— Objective —
Drop the pictures, then extract the listing word for word.

━━━━━━━━━━━━━━━━━━━━━━━━━━━━━━

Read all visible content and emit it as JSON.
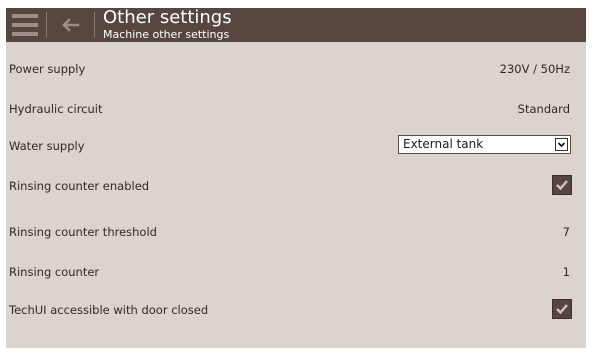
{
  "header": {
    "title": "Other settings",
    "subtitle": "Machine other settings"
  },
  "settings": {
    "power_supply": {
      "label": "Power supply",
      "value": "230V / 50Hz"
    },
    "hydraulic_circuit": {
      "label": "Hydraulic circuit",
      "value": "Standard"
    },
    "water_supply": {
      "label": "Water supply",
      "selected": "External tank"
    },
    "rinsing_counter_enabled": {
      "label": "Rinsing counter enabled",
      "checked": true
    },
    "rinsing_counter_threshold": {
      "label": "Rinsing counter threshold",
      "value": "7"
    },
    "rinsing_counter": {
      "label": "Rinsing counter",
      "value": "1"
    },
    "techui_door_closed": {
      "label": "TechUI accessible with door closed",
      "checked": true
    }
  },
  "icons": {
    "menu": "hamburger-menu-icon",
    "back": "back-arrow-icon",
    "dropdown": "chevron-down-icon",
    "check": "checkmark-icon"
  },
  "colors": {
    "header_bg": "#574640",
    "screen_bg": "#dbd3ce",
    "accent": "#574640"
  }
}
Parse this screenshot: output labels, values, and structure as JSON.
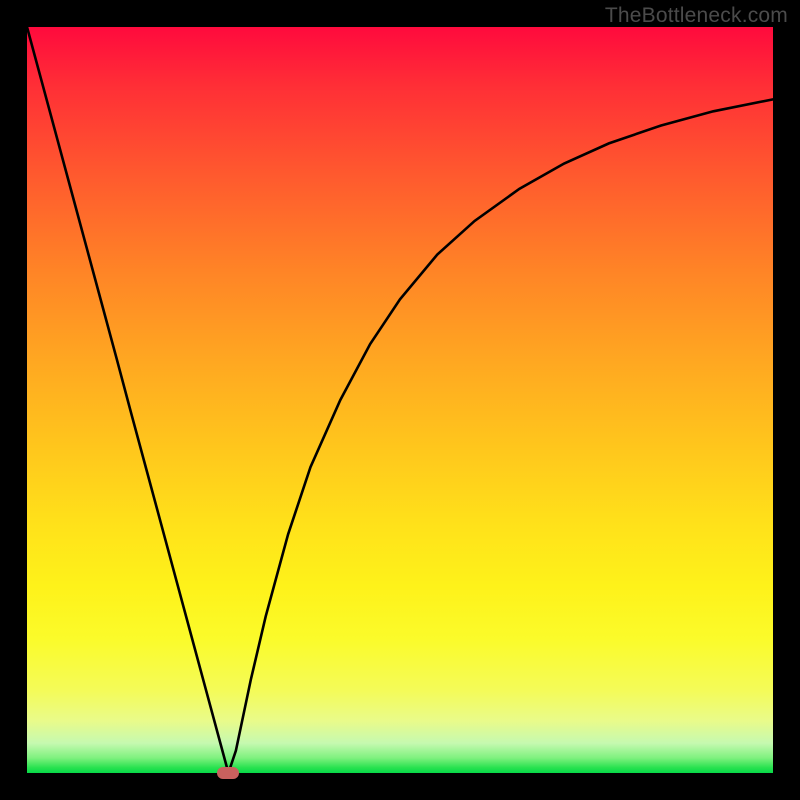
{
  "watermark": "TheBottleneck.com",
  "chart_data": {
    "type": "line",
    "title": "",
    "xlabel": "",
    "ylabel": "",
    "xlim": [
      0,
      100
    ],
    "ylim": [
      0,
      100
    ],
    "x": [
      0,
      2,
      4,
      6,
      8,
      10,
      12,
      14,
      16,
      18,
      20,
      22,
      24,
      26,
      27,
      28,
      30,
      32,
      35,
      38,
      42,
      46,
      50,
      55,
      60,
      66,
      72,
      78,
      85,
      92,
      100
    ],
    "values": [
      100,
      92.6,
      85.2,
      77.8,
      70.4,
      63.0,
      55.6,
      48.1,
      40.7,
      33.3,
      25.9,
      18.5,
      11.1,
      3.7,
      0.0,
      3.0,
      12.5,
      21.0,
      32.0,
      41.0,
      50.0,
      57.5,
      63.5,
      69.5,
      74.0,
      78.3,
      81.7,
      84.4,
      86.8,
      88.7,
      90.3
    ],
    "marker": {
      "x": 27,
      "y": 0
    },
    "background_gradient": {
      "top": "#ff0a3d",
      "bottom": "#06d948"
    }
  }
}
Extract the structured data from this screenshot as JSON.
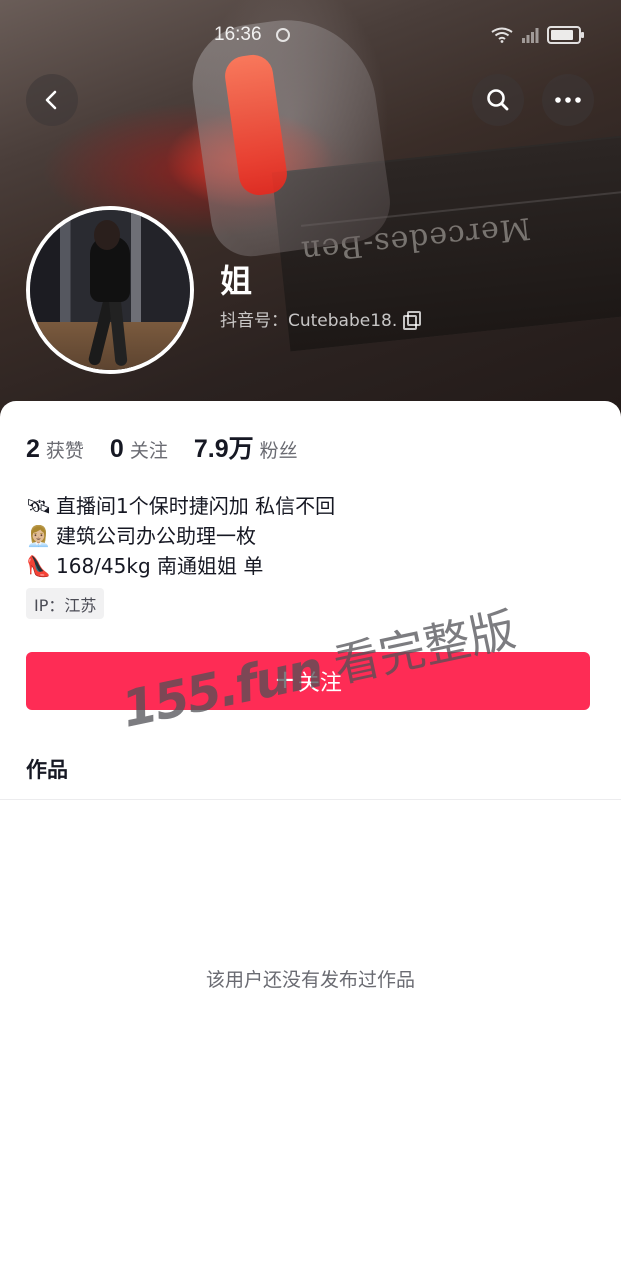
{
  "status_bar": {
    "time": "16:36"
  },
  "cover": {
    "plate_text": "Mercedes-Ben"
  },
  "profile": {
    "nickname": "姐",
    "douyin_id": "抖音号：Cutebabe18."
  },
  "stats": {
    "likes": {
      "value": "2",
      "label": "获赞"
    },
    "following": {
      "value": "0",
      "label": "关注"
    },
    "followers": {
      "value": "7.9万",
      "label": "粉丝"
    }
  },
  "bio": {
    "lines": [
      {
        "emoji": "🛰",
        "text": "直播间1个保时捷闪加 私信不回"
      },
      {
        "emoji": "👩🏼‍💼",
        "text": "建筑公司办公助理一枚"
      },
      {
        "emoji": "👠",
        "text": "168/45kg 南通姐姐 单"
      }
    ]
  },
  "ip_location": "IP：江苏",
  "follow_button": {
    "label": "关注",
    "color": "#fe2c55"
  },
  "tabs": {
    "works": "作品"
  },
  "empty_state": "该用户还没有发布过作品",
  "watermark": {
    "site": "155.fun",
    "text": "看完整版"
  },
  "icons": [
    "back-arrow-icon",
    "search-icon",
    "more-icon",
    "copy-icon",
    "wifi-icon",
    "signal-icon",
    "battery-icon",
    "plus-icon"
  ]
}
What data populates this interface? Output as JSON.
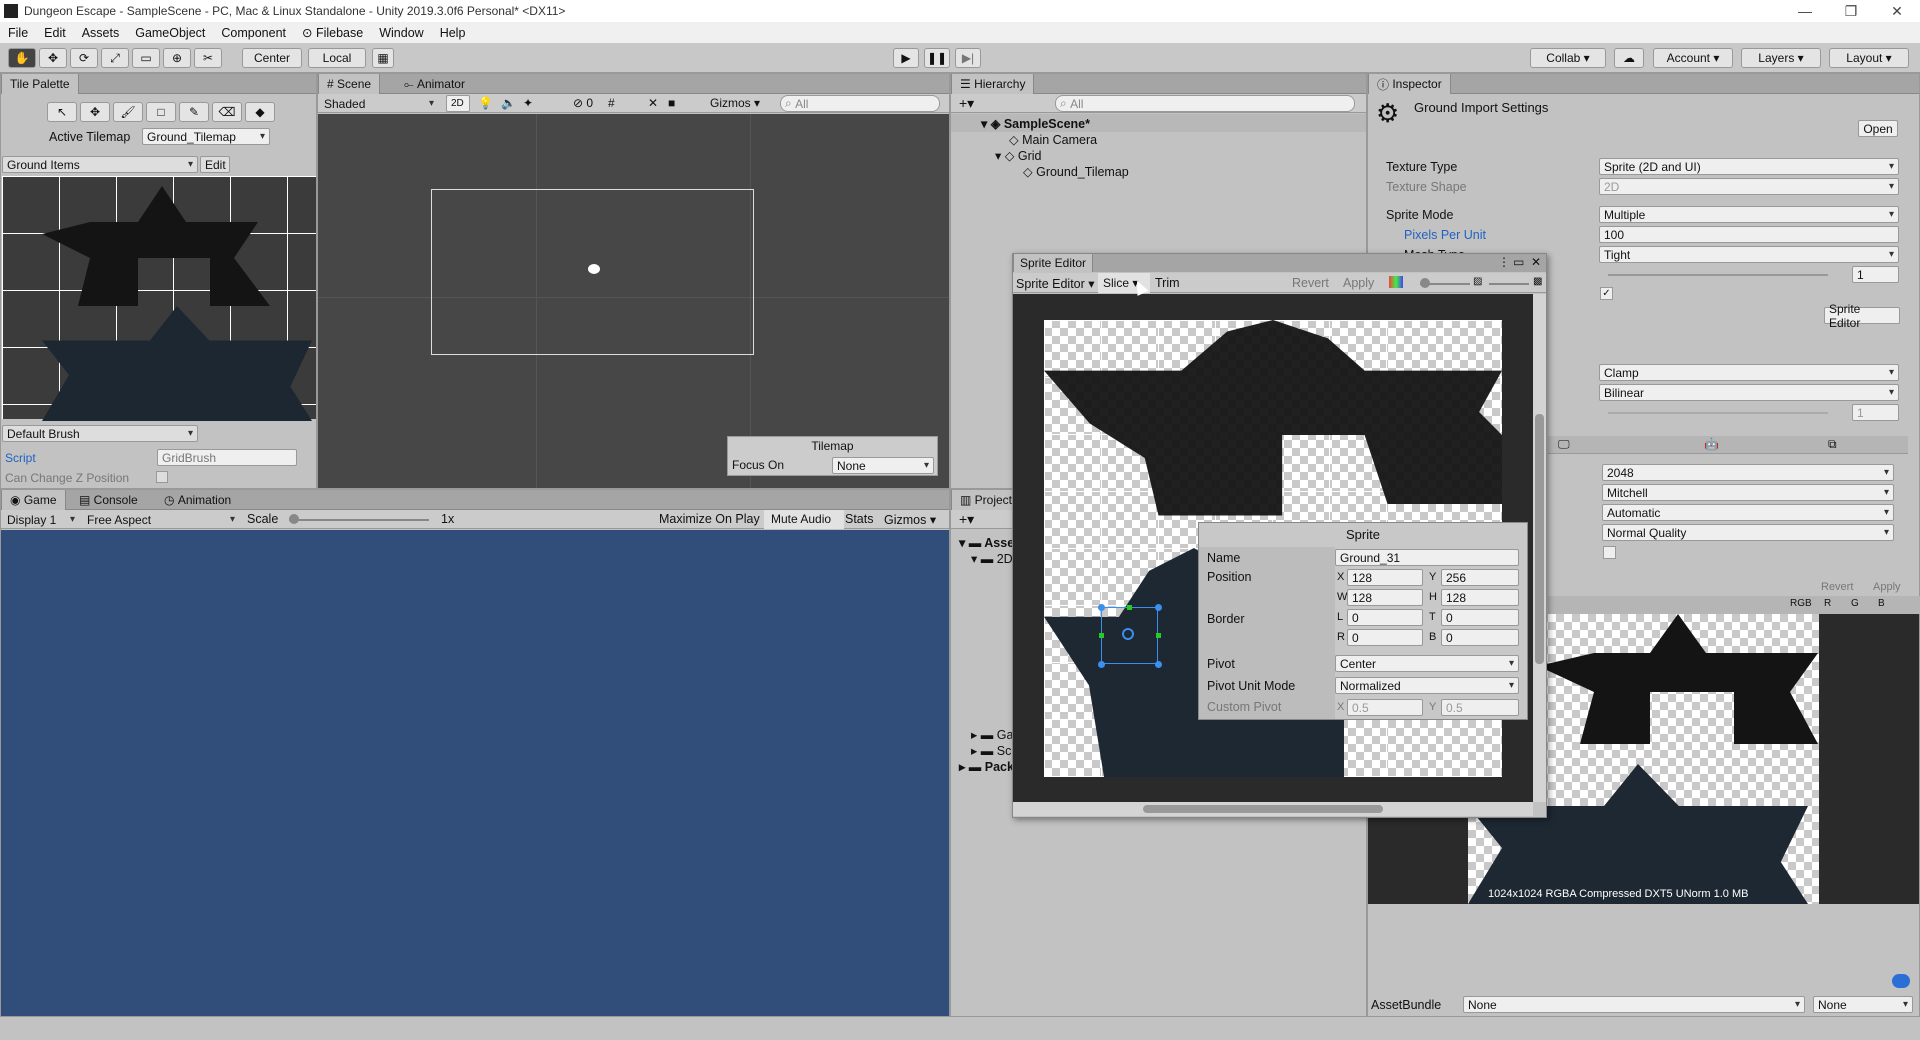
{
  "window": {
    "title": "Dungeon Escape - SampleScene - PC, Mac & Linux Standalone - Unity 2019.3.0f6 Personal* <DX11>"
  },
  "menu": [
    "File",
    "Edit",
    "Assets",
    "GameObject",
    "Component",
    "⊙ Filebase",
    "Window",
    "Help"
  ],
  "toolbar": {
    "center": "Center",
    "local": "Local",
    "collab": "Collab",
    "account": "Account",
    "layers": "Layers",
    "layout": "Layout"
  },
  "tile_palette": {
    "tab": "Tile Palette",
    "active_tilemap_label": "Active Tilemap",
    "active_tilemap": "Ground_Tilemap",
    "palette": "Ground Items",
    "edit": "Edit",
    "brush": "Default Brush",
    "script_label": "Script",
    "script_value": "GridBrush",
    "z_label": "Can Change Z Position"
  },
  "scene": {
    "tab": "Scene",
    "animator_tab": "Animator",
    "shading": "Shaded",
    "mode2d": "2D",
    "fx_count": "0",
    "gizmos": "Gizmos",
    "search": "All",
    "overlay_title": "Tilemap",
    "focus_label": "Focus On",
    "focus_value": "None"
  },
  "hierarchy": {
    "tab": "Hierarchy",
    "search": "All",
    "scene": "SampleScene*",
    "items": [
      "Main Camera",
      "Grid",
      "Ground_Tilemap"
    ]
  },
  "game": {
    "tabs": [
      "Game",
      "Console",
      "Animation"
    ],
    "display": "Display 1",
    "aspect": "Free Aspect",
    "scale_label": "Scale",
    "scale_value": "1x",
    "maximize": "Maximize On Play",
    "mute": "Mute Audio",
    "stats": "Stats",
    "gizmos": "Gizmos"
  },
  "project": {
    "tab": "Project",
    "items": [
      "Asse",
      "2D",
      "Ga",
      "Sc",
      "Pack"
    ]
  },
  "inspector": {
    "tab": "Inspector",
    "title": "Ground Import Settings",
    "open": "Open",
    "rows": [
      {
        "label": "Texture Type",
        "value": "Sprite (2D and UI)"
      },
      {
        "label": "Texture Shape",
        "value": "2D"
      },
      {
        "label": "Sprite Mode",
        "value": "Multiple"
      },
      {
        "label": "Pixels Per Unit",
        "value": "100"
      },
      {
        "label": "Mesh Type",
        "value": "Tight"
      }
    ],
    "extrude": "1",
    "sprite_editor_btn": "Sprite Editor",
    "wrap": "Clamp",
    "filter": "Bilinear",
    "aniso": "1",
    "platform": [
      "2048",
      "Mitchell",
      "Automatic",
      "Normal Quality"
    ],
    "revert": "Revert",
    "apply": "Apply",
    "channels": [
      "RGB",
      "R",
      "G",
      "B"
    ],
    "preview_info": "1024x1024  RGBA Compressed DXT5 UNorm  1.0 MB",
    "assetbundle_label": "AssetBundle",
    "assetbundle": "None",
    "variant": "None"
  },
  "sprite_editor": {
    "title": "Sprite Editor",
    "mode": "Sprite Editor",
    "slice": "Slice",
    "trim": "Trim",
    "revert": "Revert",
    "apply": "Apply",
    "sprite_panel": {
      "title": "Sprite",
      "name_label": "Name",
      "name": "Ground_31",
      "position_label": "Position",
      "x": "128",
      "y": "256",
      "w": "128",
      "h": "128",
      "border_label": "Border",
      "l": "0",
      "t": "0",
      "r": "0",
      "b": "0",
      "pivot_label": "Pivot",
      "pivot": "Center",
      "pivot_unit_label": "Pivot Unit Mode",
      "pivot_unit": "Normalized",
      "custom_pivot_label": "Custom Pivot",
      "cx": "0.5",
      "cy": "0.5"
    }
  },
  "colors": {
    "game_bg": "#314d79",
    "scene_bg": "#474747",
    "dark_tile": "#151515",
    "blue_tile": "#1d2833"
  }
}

━━━━━━━━━━━━━━━━━━━━━━━━━━━━━━

— Output for this task —
Read all visible content and emit it as JSON.
{
  "header": {
    "title": "Other settings",
    "subtitle": "Machine other settings"
  },
  "settings": {
    "power_supply": {
      "label": "Power supply",
      "value": "230V / 50Hz"
    },
    "hydraulic_circuit": {
      "label": "Hydraulic circuit",
      "value": "Standard"
    },
    "water_supply": {
      "label": "Water supply",
      "selected": "External tank"
    },
    "rinsing_counter_enabled": {
      "label": "Rinsing counter enabled",
      "checked": true
    },
    "rinsing_counter_threshold": {
      "label": "Rinsing counter threshold",
      "value": "7"
    },
    "rinsing_counter": {
      "label": "Rinsing counter",
      "value": "1"
    },
    "techui_door_closed": {
      "label": "TechUI accessible with door closed",
      "checked": true
    }
  },
  "icons": {
    "menu": "hamburger-menu-icon",
    "back": "back-arrow-icon",
    "dropdown": "chevron-down-icon",
    "check": "checkmark-icon"
  },
  "colors": {
    "header_bg": "#574640",
    "screen_bg": "#dbd3ce",
    "accent": "#574640"
  }
}
Parse this screenshot: output labels, values, and structure as JSON.
{
  "watermark": "TheBottleneck.com",
  "chart_data": {
    "type": "line",
    "title": "",
    "xlabel": "",
    "ylabel": "",
    "xlim": [
      0,
      100
    ],
    "ylim": [
      0,
      100
    ],
    "x": [
      0,
      2,
      4,
      6,
      8,
      10,
      12,
      14,
      16,
      18,
      20,
      22,
      24,
      26,
      27,
      28,
      30,
      32,
      35,
      38,
      42,
      46,
      50,
      55,
      60,
      66,
      72,
      78,
      85,
      92,
      100
    ],
    "values": [
      100,
      92.6,
      85.2,
      77.8,
      70.4,
      63.0,
      55.6,
      48.1,
      40.7,
      33.3,
      25.9,
      18.5,
      11.1,
      3.7,
      0.0,
      3.0,
      12.5,
      21.0,
      32.0,
      41.0,
      50.0,
      57.5,
      63.5,
      69.5,
      74.0,
      78.3,
      81.7,
      84.4,
      86.8,
      88.7,
      90.3
    ],
    "marker": {
      "x": 27,
      "y": 0
    },
    "background_gradient": {
      "top": "#ff0a3d",
      "bottom": "#06d948"
    }
  }
}
Extract the structured data from this screenshot as JSON.
{
  "status_bar": {
    "time": "16:36"
  },
  "cover": {
    "plate_text": "Mercedes-Ben"
  },
  "profile": {
    "nickname": "姐",
    "douyin_id": "抖音号：Cutebabe18."
  },
  "stats": {
    "likes": {
      "value": "2",
      "label": "获赞"
    },
    "following": {
      "value": "0",
      "label": "关注"
    },
    "followers": {
      "value": "7.9万",
      "label": "粉丝"
    }
  },
  "bio": {
    "lines": [
      {
        "emoji": "🛰",
        "text": "直播间1个保时捷闪加 私信不回"
      },
      {
        "emoji": "👩🏼‍💼",
        "text": "建筑公司办公助理一枚"
      },
      {
        "emoji": "👠",
        "text": "168/45kg 南通姐姐 单"
      }
    ]
  },
  "ip_location": "IP：江苏",
  "follow_button": {
    "label": "关注",
    "color": "#fe2c55"
  },
  "tabs": {
    "works": "作品"
  },
  "empty_state": "该用户还没有发布过作品",
  "watermark": {
    "site": "155.fun",
    "text": "看完整版"
  },
  "icons": [
    "back-arrow-icon",
    "search-icon",
    "more-icon",
    "copy-icon",
    "wifi-icon",
    "signal-icon",
    "battery-icon",
    "plus-icon"
  ]
}
What data populates this interface? Output as JSON.
{
  "window": {
    "title": "Dungeon Escape - SampleScene - PC, Mac & Linux Standalone - Unity 2019.3.0f6 Personal* <DX11>"
  },
  "menu": [
    "File",
    "Edit",
    "Assets",
    "GameObject",
    "Component",
    "⊙ Filebase",
    "Window",
    "Help"
  ],
  "toolbar": {
    "center": "Center",
    "local": "Local",
    "collab": "Collab",
    "account": "Account",
    "layers": "Layers",
    "layout": "Layout"
  },
  "tile_palette": {
    "tab": "Tile Palette",
    "active_tilemap_label": "Active Tilemap",
    "active_tilemap": "Ground_Tilemap",
    "palette": "Ground Items",
    "edit": "Edit",
    "brush": "Default Brush",
    "script_label": "Script",
    "script_value": "GridBrush",
    "z_label": "Can Change Z Position"
  },
  "scene": {
    "tab": "Scene",
    "animator_tab": "Animator",
    "shading": "Shaded",
    "mode2d": "2D",
    "fx_count": "0",
    "gizmos": "Gizmos",
    "search": "All",
    "overlay_title": "Tilemap",
    "focus_label": "Focus On",
    "focus_value": "None"
  },
  "hierarchy": {
    "tab": "Hierarchy",
    "search": "All",
    "scene": "SampleScene*",
    "items": [
      "Main Camera",
      "Grid",
      "Ground_Tilemap"
    ]
  },
  "game": {
    "tabs": [
      "Game",
      "Console",
      "Animation"
    ],
    "display": "Display 1",
    "aspect": "Free Aspect",
    "scale_label": "Scale",
    "scale_value": "1x",
    "maximize": "Maximize On Play",
    "mute": "Mute Audio",
    "stats": "Stats",
    "gizmos": "Gizmos"
  },
  "project": {
    "tab": "Project",
    "items": [
      "Asse",
      "2D",
      "Ga",
      "Sc",
      "Pack"
    ]
  },
  "inspector": {
    "tab": "Inspector",
    "title": "Ground Import Settings",
    "open": "Open",
    "rows": [
      {
        "label": "Texture Type",
        "value": "Sprite (2D and UI)"
      },
      {
        "label": "Texture Shape",
        "value": "2D"
      },
      {
        "label": "Sprite Mode",
        "value": "Multiple"
      },
      {
        "label": "Pixels Per Unit",
        "value": "100"
      },
      {
        "label": "Mesh Type",
        "value": "Tight"
      }
    ],
    "extrude": "1",
    "sprite_editor_btn": "Sprite Editor",
    "wrap": "Clamp",
    "filter": "Bilinear",
    "aniso": "1",
    "platform": [
      "2048",
      "Mitchell",
      "Automatic",
      "Normal Quality"
    ],
    "revert": "Revert",
    "apply": "Apply",
    "channels": [
      "RGB",
      "R",
      "G",
      "B"
    ],
    "preview_info": "1024x1024  RGBA Compressed DXT5 UNorm  1.0 MB",
    "assetbundle_label": "AssetBundle",
    "assetbundle": "None",
    "variant": "None"
  },
  "sprite_editor": {
    "title": "Sprite Editor",
    "mode": "Sprite Editor",
    "slice": "Slice",
    "trim": "Trim",
    "revert": "Revert",
    "apply": "Apply",
    "sprite_panel": {
      "title": "Sprite",
      "name_label": "Name",
      "name": "Ground_31",
      "position_label": "Position",
      "x": "128",
      "y": "256",
      "w": "128",
      "h": "128",
      "border_label": "Border",
      "l": "0",
      "t": "0",
      "r": "0",
      "b": "0",
      "pivot_label": "Pivot",
      "pivot": "Center",
      "pivot_unit_label": "Pivot Unit Mode",
      "pivot_unit": "Normalized",
      "custom_pivot_label": "Custom Pivot",
      "cx": "0.5",
      "cy": "0.5"
    }
  },
  "colors": {
    "game_bg": "#314d79",
    "scene_bg": "#474747",
    "dark_tile": "#151515",
    "blue_tile": "#1d2833"
  }
}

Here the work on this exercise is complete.